Request
List each line holding the string "Sarah".

Information shown
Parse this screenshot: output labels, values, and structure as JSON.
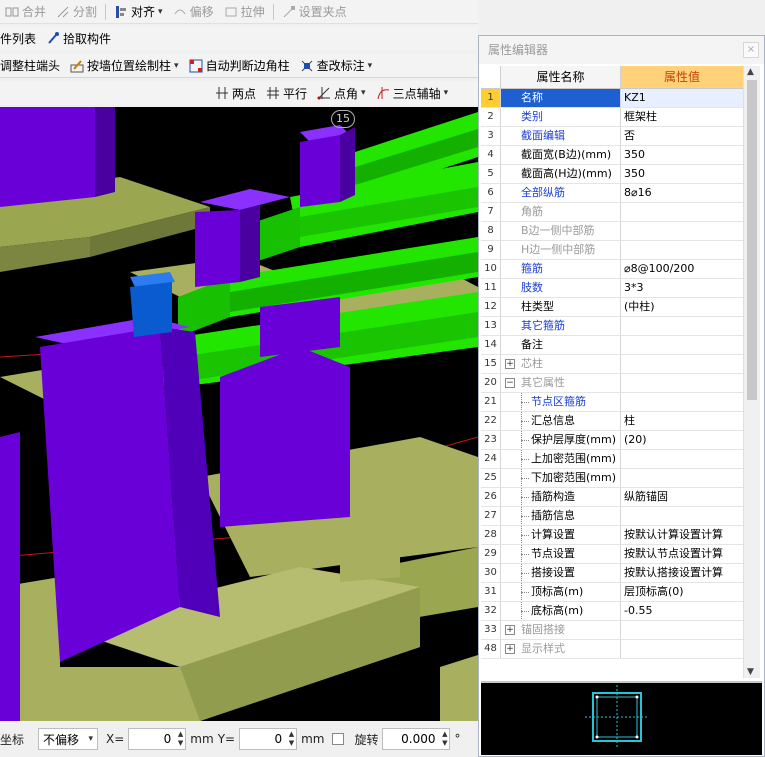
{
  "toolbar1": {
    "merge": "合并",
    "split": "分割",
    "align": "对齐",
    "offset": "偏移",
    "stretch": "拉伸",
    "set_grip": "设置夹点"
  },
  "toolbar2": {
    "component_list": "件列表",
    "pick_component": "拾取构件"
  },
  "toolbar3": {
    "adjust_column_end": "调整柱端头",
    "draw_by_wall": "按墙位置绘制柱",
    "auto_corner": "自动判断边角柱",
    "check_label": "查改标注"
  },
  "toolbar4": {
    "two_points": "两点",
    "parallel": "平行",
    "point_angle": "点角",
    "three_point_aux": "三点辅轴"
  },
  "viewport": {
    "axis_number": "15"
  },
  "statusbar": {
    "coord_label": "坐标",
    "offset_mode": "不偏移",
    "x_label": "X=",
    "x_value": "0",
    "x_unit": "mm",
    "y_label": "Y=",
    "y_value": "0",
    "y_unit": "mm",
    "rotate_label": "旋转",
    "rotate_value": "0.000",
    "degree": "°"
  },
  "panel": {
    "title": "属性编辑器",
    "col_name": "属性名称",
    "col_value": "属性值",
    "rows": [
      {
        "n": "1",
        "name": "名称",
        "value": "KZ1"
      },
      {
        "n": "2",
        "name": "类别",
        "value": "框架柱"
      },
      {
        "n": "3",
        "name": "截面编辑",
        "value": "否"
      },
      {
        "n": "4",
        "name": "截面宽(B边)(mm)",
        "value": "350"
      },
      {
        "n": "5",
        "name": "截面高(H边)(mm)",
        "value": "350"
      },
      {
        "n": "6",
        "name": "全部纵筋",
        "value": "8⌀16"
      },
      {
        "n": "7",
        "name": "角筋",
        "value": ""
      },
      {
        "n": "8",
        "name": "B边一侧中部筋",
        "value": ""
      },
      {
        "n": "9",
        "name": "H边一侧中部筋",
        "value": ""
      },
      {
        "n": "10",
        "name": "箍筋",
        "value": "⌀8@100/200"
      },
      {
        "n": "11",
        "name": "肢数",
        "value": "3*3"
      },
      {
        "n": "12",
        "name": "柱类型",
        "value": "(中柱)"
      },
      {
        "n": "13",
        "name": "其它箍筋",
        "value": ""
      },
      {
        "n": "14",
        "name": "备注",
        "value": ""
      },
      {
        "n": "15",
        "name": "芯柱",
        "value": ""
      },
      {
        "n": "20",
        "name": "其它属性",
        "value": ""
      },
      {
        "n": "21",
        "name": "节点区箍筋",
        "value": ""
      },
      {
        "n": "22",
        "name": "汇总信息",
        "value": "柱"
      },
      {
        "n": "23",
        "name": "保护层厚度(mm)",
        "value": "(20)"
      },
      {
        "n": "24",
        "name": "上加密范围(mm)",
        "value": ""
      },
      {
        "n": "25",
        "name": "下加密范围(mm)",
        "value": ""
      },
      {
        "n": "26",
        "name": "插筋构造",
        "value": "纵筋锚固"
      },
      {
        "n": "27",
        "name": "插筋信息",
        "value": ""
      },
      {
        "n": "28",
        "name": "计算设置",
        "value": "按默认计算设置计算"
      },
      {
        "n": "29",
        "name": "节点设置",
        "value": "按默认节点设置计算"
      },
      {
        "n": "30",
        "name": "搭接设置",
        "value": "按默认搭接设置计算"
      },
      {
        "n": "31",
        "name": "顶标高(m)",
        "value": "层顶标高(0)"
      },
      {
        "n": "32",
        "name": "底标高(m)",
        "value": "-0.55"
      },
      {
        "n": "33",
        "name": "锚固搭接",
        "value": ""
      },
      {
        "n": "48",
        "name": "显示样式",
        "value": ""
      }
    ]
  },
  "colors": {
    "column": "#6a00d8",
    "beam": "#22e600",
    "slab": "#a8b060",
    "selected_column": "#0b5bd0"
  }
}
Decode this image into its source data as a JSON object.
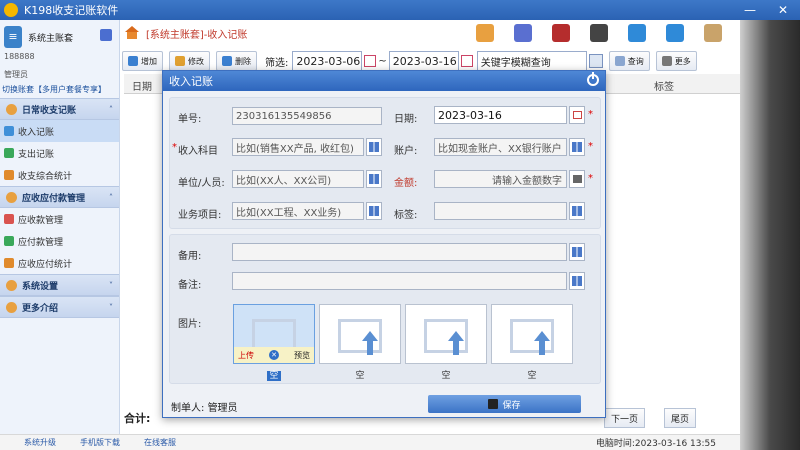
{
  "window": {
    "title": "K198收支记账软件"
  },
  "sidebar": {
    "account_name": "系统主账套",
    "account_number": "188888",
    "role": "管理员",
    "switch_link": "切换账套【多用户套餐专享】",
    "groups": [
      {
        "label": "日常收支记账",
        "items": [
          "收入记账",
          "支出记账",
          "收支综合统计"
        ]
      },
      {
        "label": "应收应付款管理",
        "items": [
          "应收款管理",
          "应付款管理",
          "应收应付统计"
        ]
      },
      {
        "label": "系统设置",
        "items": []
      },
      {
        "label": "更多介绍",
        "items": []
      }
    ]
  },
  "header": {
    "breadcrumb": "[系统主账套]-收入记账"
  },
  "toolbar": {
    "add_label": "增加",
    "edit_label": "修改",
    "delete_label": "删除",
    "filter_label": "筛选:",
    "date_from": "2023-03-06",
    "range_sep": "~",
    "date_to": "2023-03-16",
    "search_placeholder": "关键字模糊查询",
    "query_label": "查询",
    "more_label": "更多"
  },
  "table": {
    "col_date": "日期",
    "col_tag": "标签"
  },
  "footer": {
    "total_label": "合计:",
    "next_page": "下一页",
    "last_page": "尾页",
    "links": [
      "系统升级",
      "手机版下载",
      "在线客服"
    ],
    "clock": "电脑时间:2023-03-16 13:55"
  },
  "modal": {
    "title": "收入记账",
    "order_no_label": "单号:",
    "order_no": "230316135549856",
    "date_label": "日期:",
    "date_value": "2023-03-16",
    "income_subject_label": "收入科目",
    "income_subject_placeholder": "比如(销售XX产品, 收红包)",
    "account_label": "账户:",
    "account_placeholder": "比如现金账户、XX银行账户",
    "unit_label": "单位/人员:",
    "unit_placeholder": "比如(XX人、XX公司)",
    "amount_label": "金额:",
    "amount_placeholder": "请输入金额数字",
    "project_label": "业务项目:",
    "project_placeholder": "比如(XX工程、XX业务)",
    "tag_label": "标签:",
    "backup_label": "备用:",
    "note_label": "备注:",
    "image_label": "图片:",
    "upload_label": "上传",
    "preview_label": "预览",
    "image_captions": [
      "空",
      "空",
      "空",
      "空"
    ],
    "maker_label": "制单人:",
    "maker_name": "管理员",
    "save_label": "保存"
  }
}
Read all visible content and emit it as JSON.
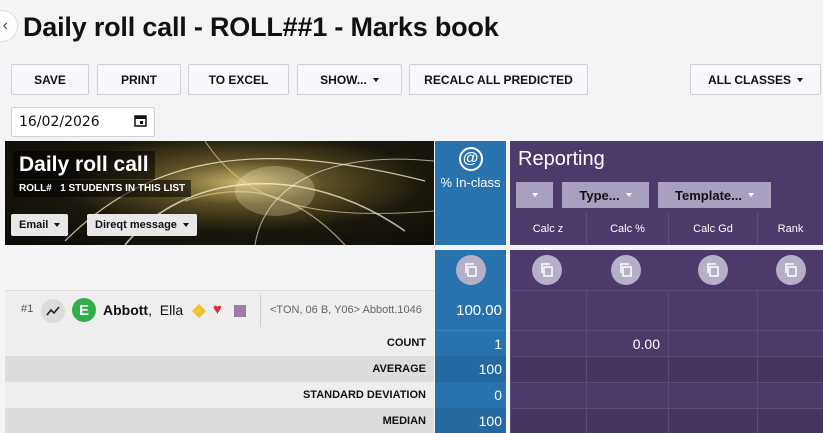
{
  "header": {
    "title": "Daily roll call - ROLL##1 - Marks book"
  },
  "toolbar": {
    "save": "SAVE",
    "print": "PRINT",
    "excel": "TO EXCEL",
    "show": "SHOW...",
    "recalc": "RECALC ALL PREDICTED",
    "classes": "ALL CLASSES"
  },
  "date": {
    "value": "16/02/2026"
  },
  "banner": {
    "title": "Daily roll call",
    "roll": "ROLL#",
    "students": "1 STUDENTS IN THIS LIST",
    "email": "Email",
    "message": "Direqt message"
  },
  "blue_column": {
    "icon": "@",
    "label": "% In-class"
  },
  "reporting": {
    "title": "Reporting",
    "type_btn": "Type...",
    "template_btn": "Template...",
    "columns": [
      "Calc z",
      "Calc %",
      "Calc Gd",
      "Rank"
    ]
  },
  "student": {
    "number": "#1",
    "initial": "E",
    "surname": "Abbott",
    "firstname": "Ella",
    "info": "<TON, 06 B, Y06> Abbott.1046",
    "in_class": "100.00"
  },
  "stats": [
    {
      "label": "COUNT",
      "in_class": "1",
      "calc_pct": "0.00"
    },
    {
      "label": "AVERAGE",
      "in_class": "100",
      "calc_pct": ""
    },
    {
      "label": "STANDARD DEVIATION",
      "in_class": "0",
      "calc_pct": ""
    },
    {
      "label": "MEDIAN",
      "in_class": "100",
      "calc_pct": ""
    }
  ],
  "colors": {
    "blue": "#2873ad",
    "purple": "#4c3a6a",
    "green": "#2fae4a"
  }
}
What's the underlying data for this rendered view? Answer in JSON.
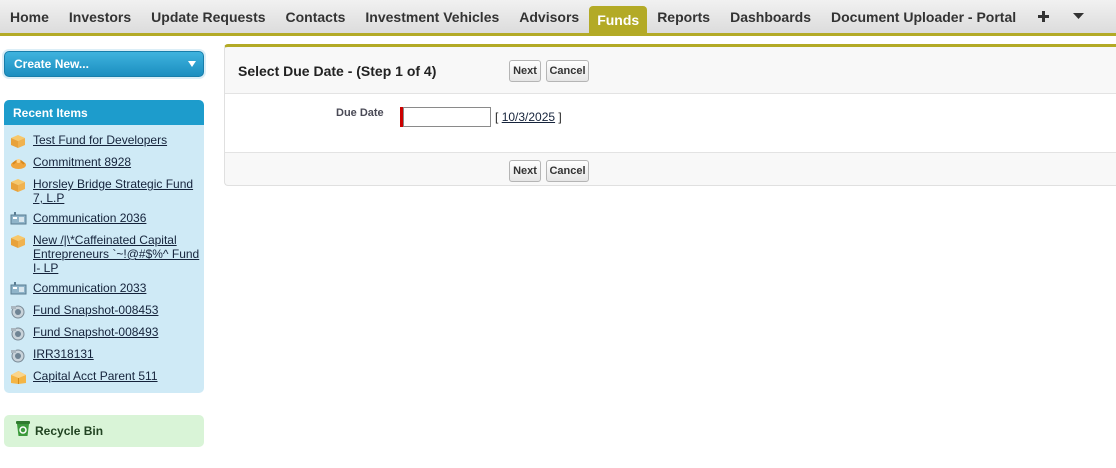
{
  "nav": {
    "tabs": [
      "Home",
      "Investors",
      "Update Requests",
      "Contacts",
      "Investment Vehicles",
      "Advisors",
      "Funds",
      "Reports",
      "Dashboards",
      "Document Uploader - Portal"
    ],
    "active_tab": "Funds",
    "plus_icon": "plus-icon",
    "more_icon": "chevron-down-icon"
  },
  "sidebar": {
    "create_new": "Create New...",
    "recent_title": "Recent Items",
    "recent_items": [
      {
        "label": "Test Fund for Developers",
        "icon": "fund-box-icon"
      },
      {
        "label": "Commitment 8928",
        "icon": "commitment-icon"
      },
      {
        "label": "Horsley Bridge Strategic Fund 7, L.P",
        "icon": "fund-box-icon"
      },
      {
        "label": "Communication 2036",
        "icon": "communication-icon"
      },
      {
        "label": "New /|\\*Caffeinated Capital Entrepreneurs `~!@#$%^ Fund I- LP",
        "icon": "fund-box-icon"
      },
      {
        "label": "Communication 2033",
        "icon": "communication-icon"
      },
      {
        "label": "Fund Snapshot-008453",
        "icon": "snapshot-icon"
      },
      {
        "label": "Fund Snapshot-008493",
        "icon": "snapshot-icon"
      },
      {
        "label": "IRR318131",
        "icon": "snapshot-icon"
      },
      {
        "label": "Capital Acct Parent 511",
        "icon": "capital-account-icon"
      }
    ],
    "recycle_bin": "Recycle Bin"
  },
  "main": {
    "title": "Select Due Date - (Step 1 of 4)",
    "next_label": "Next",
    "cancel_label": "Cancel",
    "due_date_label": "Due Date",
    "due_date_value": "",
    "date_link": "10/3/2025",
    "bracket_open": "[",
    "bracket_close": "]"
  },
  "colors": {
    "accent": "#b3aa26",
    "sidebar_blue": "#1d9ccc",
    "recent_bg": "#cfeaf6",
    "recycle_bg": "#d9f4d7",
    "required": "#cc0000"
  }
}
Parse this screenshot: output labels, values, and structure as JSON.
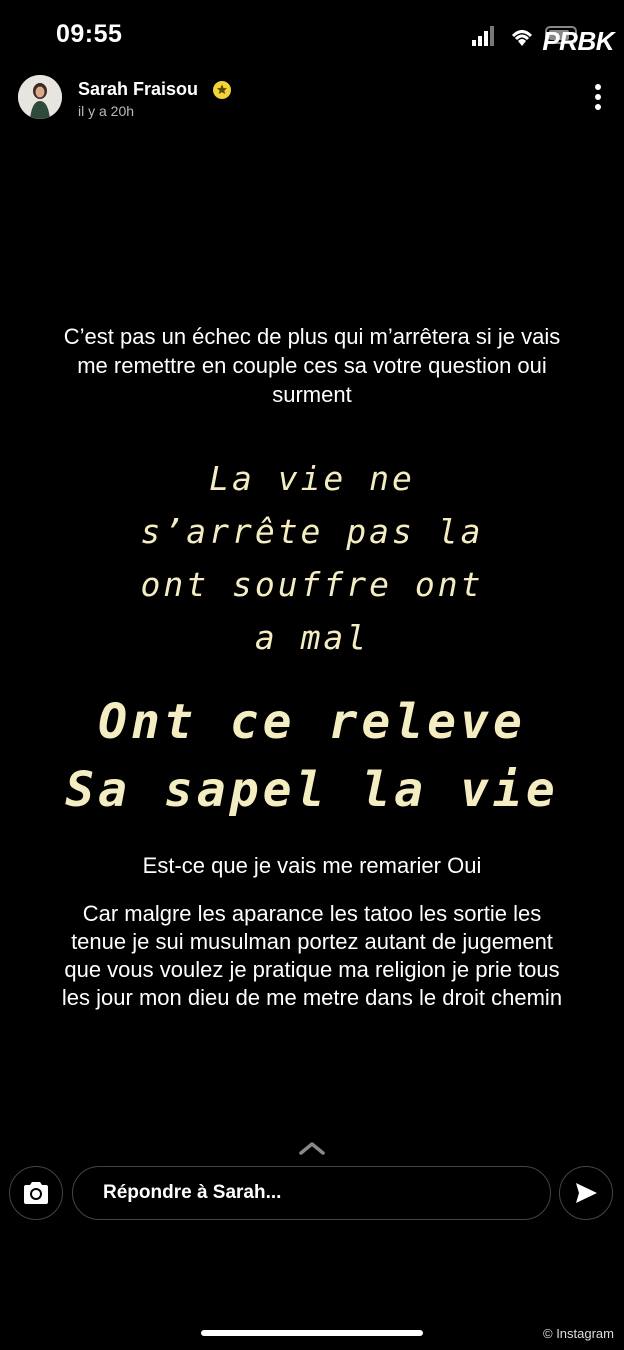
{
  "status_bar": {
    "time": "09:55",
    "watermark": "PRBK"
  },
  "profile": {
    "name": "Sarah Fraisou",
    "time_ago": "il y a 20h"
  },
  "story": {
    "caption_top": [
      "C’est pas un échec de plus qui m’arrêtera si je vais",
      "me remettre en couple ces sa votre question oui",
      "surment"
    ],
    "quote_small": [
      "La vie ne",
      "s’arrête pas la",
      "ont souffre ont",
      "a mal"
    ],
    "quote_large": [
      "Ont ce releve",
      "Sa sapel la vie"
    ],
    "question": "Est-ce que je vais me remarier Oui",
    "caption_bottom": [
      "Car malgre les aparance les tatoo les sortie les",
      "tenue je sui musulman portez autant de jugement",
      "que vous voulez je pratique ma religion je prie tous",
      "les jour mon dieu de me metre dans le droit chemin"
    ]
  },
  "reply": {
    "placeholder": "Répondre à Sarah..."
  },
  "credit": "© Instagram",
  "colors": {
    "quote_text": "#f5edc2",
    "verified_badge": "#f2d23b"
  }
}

Complete response
    "name": "Sarah Fraisou",
    "placeholder": "Répondre à Sarah..."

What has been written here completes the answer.